- [DIRECTIVE] Copy out everything from the start of the items down to the line that contains "650, 975, 690]", including that line.

- [DATASET ENTRIES]
%%

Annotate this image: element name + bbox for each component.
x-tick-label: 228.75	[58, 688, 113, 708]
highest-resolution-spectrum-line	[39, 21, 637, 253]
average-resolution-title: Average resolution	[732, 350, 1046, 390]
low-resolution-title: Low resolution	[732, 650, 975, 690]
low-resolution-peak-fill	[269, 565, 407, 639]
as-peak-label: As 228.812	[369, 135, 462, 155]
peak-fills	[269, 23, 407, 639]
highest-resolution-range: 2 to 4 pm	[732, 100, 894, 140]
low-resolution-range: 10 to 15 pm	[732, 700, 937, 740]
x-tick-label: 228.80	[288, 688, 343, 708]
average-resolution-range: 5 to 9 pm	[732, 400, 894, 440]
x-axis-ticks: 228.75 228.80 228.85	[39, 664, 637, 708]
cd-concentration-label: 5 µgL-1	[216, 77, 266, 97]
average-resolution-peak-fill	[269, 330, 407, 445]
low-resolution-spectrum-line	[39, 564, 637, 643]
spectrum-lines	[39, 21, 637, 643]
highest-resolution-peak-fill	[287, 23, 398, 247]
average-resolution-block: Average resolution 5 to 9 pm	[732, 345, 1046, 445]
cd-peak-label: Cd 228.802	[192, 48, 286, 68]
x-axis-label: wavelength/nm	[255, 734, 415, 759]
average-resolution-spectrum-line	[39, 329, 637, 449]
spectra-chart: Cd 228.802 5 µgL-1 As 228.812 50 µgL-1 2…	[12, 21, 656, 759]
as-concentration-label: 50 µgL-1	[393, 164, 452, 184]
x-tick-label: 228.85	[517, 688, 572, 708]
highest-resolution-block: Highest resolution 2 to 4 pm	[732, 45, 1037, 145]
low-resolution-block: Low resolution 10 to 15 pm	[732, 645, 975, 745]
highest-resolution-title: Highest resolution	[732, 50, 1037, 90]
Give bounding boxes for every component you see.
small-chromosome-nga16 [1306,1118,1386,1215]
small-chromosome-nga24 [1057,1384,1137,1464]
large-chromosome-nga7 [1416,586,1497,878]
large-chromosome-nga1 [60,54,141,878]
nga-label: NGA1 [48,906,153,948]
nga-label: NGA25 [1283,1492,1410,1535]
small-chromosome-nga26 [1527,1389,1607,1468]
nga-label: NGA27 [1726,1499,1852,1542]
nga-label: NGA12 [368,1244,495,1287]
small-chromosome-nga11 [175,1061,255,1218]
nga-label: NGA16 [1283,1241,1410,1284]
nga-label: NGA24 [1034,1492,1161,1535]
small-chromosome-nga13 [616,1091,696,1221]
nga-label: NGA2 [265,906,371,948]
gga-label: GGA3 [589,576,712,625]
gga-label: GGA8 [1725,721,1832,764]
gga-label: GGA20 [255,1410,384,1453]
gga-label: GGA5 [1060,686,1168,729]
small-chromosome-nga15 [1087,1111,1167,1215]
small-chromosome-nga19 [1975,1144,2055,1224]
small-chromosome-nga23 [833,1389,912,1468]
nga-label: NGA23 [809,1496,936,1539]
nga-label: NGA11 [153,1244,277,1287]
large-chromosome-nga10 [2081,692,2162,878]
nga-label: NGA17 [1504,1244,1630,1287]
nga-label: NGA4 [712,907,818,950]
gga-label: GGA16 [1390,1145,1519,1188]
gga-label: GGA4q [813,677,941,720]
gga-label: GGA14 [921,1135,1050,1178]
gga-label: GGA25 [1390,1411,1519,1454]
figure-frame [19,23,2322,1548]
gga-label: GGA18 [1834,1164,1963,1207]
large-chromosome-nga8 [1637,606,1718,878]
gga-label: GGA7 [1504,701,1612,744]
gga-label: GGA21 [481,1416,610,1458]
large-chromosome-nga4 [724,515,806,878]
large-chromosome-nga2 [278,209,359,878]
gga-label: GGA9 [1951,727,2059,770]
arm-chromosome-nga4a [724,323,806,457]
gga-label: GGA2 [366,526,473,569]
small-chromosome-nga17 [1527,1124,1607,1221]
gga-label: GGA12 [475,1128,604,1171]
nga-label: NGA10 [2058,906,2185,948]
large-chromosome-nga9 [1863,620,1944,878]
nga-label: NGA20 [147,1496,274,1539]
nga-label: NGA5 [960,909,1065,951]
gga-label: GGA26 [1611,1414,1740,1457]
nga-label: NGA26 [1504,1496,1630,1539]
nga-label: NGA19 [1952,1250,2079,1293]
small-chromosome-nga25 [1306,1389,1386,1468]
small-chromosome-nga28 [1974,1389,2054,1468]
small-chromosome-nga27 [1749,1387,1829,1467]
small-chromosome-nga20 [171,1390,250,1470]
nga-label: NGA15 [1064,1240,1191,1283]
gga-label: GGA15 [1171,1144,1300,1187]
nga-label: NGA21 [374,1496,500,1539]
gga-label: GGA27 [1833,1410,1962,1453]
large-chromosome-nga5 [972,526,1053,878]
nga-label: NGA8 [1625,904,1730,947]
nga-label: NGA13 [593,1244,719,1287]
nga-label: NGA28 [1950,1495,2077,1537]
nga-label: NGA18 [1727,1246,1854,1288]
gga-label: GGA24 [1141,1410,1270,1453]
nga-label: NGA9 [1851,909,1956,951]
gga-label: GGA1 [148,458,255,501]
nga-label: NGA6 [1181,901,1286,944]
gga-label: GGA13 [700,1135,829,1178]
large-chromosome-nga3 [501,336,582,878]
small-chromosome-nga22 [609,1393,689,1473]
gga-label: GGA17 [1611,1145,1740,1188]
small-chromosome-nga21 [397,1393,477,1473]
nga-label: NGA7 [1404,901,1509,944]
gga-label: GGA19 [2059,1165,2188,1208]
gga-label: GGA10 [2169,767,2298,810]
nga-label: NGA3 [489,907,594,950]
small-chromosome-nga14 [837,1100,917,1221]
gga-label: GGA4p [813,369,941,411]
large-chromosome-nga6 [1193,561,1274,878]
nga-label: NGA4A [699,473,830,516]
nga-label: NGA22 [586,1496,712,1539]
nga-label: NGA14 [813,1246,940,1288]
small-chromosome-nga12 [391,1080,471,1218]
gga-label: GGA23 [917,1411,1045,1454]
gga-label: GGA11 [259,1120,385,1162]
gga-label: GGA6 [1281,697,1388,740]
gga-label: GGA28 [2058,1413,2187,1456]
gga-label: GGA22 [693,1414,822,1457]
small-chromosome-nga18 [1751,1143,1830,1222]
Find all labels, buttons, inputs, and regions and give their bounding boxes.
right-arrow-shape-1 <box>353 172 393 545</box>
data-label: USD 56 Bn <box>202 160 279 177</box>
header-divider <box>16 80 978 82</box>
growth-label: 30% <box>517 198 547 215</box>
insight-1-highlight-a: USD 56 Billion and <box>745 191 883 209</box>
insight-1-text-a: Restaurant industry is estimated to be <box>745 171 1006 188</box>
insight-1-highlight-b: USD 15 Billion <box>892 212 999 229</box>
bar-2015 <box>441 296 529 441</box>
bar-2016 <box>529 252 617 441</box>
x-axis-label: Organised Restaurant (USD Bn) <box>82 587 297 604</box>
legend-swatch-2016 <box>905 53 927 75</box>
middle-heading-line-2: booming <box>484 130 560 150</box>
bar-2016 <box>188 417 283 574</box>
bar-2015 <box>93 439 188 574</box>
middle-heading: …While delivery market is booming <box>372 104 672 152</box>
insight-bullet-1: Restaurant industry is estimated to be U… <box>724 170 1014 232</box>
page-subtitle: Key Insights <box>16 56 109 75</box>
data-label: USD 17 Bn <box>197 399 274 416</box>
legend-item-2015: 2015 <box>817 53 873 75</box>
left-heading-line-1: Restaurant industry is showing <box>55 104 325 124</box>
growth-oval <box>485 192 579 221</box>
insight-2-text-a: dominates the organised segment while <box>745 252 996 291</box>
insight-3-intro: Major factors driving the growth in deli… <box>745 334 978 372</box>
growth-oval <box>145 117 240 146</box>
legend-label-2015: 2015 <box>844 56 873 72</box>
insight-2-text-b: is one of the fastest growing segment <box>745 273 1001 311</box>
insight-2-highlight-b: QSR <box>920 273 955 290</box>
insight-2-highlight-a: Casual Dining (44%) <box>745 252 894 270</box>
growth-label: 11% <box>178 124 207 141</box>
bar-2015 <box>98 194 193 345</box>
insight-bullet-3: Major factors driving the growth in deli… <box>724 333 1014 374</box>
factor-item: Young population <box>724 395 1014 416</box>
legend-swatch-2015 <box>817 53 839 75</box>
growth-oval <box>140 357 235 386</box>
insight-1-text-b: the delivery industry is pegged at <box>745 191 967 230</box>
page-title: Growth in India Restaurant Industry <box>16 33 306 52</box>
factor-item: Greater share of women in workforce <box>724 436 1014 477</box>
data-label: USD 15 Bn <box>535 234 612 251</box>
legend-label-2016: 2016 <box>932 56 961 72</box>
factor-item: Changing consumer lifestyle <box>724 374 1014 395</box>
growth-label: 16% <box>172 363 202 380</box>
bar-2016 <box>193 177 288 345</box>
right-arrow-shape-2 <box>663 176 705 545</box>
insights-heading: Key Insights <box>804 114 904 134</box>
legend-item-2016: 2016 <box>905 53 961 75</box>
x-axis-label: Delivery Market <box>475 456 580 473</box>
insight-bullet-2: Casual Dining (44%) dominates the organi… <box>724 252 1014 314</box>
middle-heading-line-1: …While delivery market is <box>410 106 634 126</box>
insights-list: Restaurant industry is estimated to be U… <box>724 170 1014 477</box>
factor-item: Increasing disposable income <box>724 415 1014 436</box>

%%

- [EXERCISE RESULT]
Annotate this image: element name + bbox for each component.
x-tick-label: 228.75	[58, 688, 113, 708]
highest-resolution-spectrum-line	[39, 21, 637, 253]
average-resolution-title: Average resolution	[732, 350, 1046, 390]
low-resolution-title: Low resolution	[732, 650, 975, 690]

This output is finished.